--- Start Material shown ---

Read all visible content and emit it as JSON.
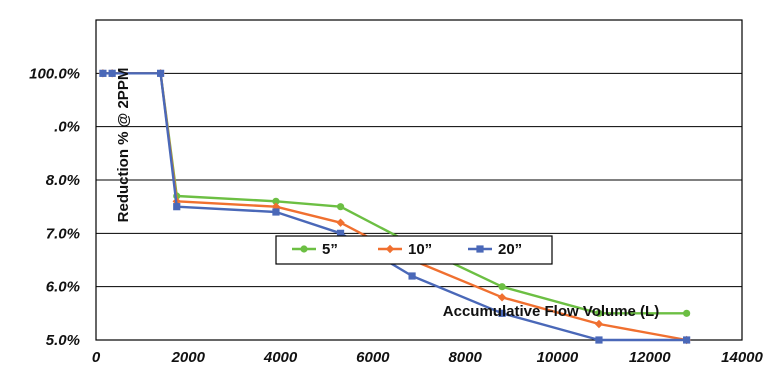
{
  "chart_data": {
    "type": "line",
    "title": "",
    "xlabel": "Accumulative Flow Volume (L)",
    "ylabel": "Reduction % @ 2PPM",
    "xlim": [
      0,
      14000
    ],
    "ylim": [
      0,
      6
    ],
    "x_ticks": [
      0,
      2000,
      4000,
      6000,
      8000,
      10000,
      12000,
      14000
    ],
    "x_tick_labels": [
      "0",
      "2000",
      "4000",
      "6000",
      "8000",
      "10000",
      "12000",
      "14000"
    ],
    "y_ticks": [
      0,
      1,
      2,
      3,
      4,
      5
    ],
    "y_tick_labels": [
      "5.0%",
      "6.0%",
      "7.0%",
      "8.0%",
      ".0%",
      "100.0%"
    ],
    "grid": "horizontal",
    "legend_position": "bottom-center",
    "series": [
      {
        "name": "5”",
        "color": "#6cbf43",
        "marker": "circle",
        "points": [
          [
            150,
            5.0
          ],
          [
            350,
            5.0
          ],
          [
            1400,
            5.0
          ],
          [
            1750,
            2.7
          ],
          [
            3900,
            2.6
          ],
          [
            5300,
            2.5
          ],
          [
            6850,
            1.8
          ],
          [
            8800,
            1.0
          ],
          [
            10900,
            0.5
          ],
          [
            12800,
            0.5
          ]
        ]
      },
      {
        "name": "10”",
        "color": "#f07030",
        "marker": "diamond",
        "points": [
          [
            150,
            5.0
          ],
          [
            350,
            5.0
          ],
          [
            1400,
            5.0
          ],
          [
            1750,
            2.6
          ],
          [
            3900,
            2.5
          ],
          [
            5300,
            2.2
          ],
          [
            6850,
            1.5
          ],
          [
            8800,
            0.8
          ],
          [
            10900,
            0.3
          ],
          [
            12800,
            0.0
          ]
        ]
      },
      {
        "name": "20”",
        "color": "#4a68b8",
        "marker": "square",
        "points": [
          [
            150,
            5.0
          ],
          [
            350,
            5.0
          ],
          [
            1400,
            5.0
          ],
          [
            1750,
            2.5
          ],
          [
            3900,
            2.4
          ],
          [
            5300,
            2.0
          ],
          [
            6850,
            1.2
          ],
          [
            8800,
            0.5
          ],
          [
            10900,
            0.0
          ],
          [
            12800,
            0.0
          ]
        ]
      }
    ]
  }
}
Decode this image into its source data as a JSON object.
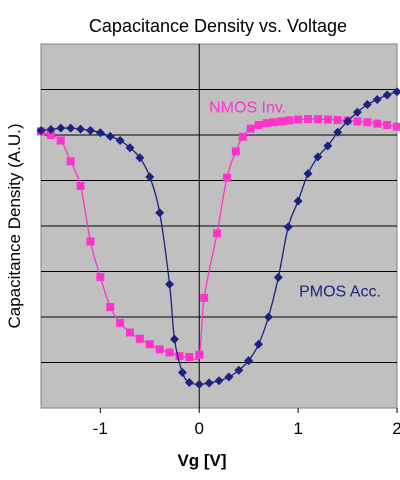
{
  "chart_data": {
    "type": "scatter",
    "title": "Capacitance Density vs. Voltage",
    "xlabel": "Vg [V]",
    "ylabel": "Capacitance Density (A.U.)",
    "xlim": [
      -1.6,
      2.0
    ],
    "ylim": [
      0,
      8
    ],
    "xticks": [
      -1,
      0,
      1,
      2
    ],
    "xtick_labels": [
      "-1",
      "0",
      "1",
      "2"
    ],
    "ygrid": [
      1,
      2,
      3,
      4,
      5,
      6,
      7
    ],
    "grid": true,
    "background": "#c0c0c0",
    "series": [
      {
        "name": "NMOS Inv.",
        "color": "#ff33cc",
        "marker": "square",
        "x": [
          -1.6,
          -1.5,
          -1.4,
          -1.3,
          -1.2,
          -1.1,
          -1.0,
          -0.9,
          -0.8,
          -0.7,
          -0.6,
          -0.5,
          -0.4,
          -0.3,
          -0.2,
          -0.1,
          -0.0,
          0.05,
          0.18,
          0.28,
          0.37,
          0.44,
          0.52,
          0.6,
          0.68,
          0.75,
          0.83,
          0.91,
          1.0,
          1.1,
          1.2,
          1.3,
          1.4,
          1.5,
          1.6,
          1.7,
          1.8,
          1.9,
          2.0
        ],
        "y": [
          6.08,
          6.0,
          5.88,
          5.42,
          4.88,
          3.66,
          2.88,
          2.22,
          1.87,
          1.66,
          1.52,
          1.4,
          1.29,
          1.22,
          1.14,
          1.12,
          1.17,
          2.42,
          3.84,
          5.06,
          5.64,
          5.96,
          6.14,
          6.22,
          6.26,
          6.28,
          6.3,
          6.32,
          6.34,
          6.35,
          6.35,
          6.34,
          6.33,
          6.32,
          6.3,
          6.28,
          6.25,
          6.22,
          6.18
        ]
      },
      {
        "name": "PMOS Acc.",
        "color": "#1a237e",
        "marker": "diamond",
        "x": [
          -1.6,
          -1.5,
          -1.4,
          -1.3,
          -1.2,
          -1.1,
          -1.0,
          -0.9,
          -0.8,
          -0.7,
          -0.6,
          -0.5,
          -0.4,
          -0.3,
          -0.25,
          -0.17,
          -0.1,
          0.0,
          0.1,
          0.2,
          0.3,
          0.4,
          0.5,
          0.6,
          0.7,
          0.8,
          0.9,
          1.0,
          1.1,
          1.2,
          1.3,
          1.4,
          1.5,
          1.6,
          1.7,
          1.8,
          1.9,
          2.0
        ],
        "y": [
          6.1,
          6.12,
          6.15,
          6.15,
          6.13,
          6.1,
          6.05,
          5.97,
          5.88,
          5.72,
          5.5,
          5.08,
          4.29,
          2.72,
          1.51,
          0.78,
          0.56,
          0.52,
          0.55,
          0.6,
          0.68,
          0.83,
          1.04,
          1.4,
          2.0,
          2.87,
          3.98,
          4.55,
          5.15,
          5.52,
          5.76,
          6.06,
          6.3,
          6.5,
          6.67,
          6.78,
          6.88,
          6.95
        ]
      }
    ],
    "annotations": [
      {
        "text": "NMOS Inv.",
        "x": 0.1,
        "y": 6.5,
        "series": 0
      },
      {
        "text": "PMOS Acc.",
        "x": 1.01,
        "y": 2.45,
        "series": 1
      }
    ]
  }
}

--- End Material shown ---

What is required>
Reproduce each record from above exactly; pictures do not belong in the copy.

Result of the task>
Read all visible content and emit it as JSON.
{
  "chart_data": {
    "type": "line",
    "title": "",
    "xlabel": "Accumulative Flow Volume (L)",
    "ylabel": "Reduction % @ 2PPM",
    "xlim": [
      0,
      14000
    ],
    "ylim": [
      0,
      6
    ],
    "x_ticks": [
      0,
      2000,
      4000,
      6000,
      8000,
      10000,
      12000,
      14000
    ],
    "x_tick_labels": [
      "0",
      "2000",
      "4000",
      "6000",
      "8000",
      "10000",
      "12000",
      "14000"
    ],
    "y_ticks": [
      0,
      1,
      2,
      3,
      4,
      5
    ],
    "y_tick_labels": [
      "5.0%",
      "6.0%",
      "7.0%",
      "8.0%",
      ".0%",
      "100.0%"
    ],
    "grid": "horizontal",
    "legend_position": "bottom-center",
    "series": [
      {
        "name": "5”",
        "color": "#6cbf43",
        "marker": "circle",
        "points": [
          [
            150,
            5.0
          ],
          [
            350,
            5.0
          ],
          [
            1400,
            5.0
          ],
          [
            1750,
            2.7
          ],
          [
            3900,
            2.6
          ],
          [
            5300,
            2.5
          ],
          [
            6850,
            1.8
          ],
          [
            8800,
            1.0
          ],
          [
            10900,
            0.5
          ],
          [
            12800,
            0.5
          ]
        ]
      },
      {
        "name": "10”",
        "color": "#f07030",
        "marker": "diamond",
        "points": [
          [
            150,
            5.0
          ],
          [
            350,
            5.0
          ],
          [
            1400,
            5.0
          ],
          [
            1750,
            2.6
          ],
          [
            3900,
            2.5
          ],
          [
            5300,
            2.2
          ],
          [
            6850,
            1.5
          ],
          [
            8800,
            0.8
          ],
          [
            10900,
            0.3
          ],
          [
            12800,
            0.0
          ]
        ]
      },
      {
        "name": "20”",
        "color": "#4a68b8",
        "marker": "square",
        "points": [
          [
            150,
            5.0
          ],
          [
            350,
            5.0
          ],
          [
            1400,
            5.0
          ],
          [
            1750,
            2.5
          ],
          [
            3900,
            2.4
          ],
          [
            5300,
            2.0
          ],
          [
            6850,
            1.2
          ],
          [
            8800,
            0.5
          ],
          [
            10900,
            0.0
          ],
          [
            12800,
            0.0
          ]
        ]
      }
    ]
  }
}
Decode this image into its source data as a JSON object.
{
  "chart_data": {
    "type": "scatter",
    "title": "Capacitance Density vs. Voltage",
    "xlabel": "Vg [V]",
    "ylabel": "Capacitance Density (A.U.)",
    "xlim": [
      -1.6,
      2.0
    ],
    "ylim": [
      0,
      8
    ],
    "xticks": [
      -1,
      0,
      1,
      2
    ],
    "xtick_labels": [
      "-1",
      "0",
      "1",
      "2"
    ],
    "ygrid": [
      1,
      2,
      3,
      4,
      5,
      6,
      7
    ],
    "grid": true,
    "background": "#c0c0c0",
    "series": [
      {
        "name": "NMOS Inv.",
        "color": "#ff33cc",
        "marker": "square",
        "x": [
          -1.6,
          -1.5,
          -1.4,
          -1.3,
          -1.2,
          -1.1,
          -1.0,
          -0.9,
          -0.8,
          -0.7,
          -0.6,
          -0.5,
          -0.4,
          -0.3,
          -0.2,
          -0.1,
          -0.0,
          0.05,
          0.18,
          0.28,
          0.37,
          0.44,
          0.52,
          0.6,
          0.68,
          0.75,
          0.83,
          0.91,
          1.0,
          1.1,
          1.2,
          1.3,
          1.4,
          1.5,
          1.6,
          1.7,
          1.8,
          1.9,
          2.0
        ],
        "y": [
          6.08,
          6.0,
          5.88,
          5.42,
          4.88,
          3.66,
          2.88,
          2.22,
          1.87,
          1.66,
          1.52,
          1.4,
          1.29,
          1.22,
          1.14,
          1.12,
          1.17,
          2.42,
          3.84,
          5.06,
          5.64,
          5.96,
          6.14,
          6.22,
          6.26,
          6.28,
          6.3,
          6.32,
          6.34,
          6.35,
          6.35,
          6.34,
          6.33,
          6.32,
          6.3,
          6.28,
          6.25,
          6.22,
          6.18
        ]
      },
      {
        "name": "PMOS Acc.",
        "color": "#1a237e",
        "marker": "diamond",
        "x": [
          -1.6,
          -1.5,
          -1.4,
          -1.3,
          -1.2,
          -1.1,
          -1.0,
          -0.9,
          -0.8,
          -0.7,
          -0.6,
          -0.5,
          -0.4,
          -0.3,
          -0.25,
          -0.17,
          -0.1,
          0.0,
          0.1,
          0.2,
          0.3,
          0.4,
          0.5,
          0.6,
          0.7,
          0.8,
          0.9,
          1.0,
          1.1,
          1.2,
          1.3,
          1.4,
          1.5,
          1.6,
          1.7,
          1.8,
          1.9,
          2.0
        ],
        "y": [
          6.1,
          6.12,
          6.15,
          6.15,
          6.13,
          6.1,
          6.05,
          5.97,
          5.88,
          5.72,
          5.5,
          5.08,
          4.29,
          2.72,
          1.51,
          0.78,
          0.56,
          0.52,
          0.55,
          0.6,
          0.68,
          0.83,
          1.04,
          1.4,
          2.0,
          2.87,
          3.98,
          4.55,
          5.15,
          5.52,
          5.76,
          6.06,
          6.3,
          6.5,
          6.67,
          6.78,
          6.88,
          6.95
        ]
      }
    ],
    "annotations": [
      {
        "text": "NMOS Inv.",
        "x": 0.1,
        "y": 6.5,
        "series": 0
      },
      {
        "text": "PMOS Acc.",
        "x": 1.01,
        "y": 2.45,
        "series": 1
      }
    ]
  }
}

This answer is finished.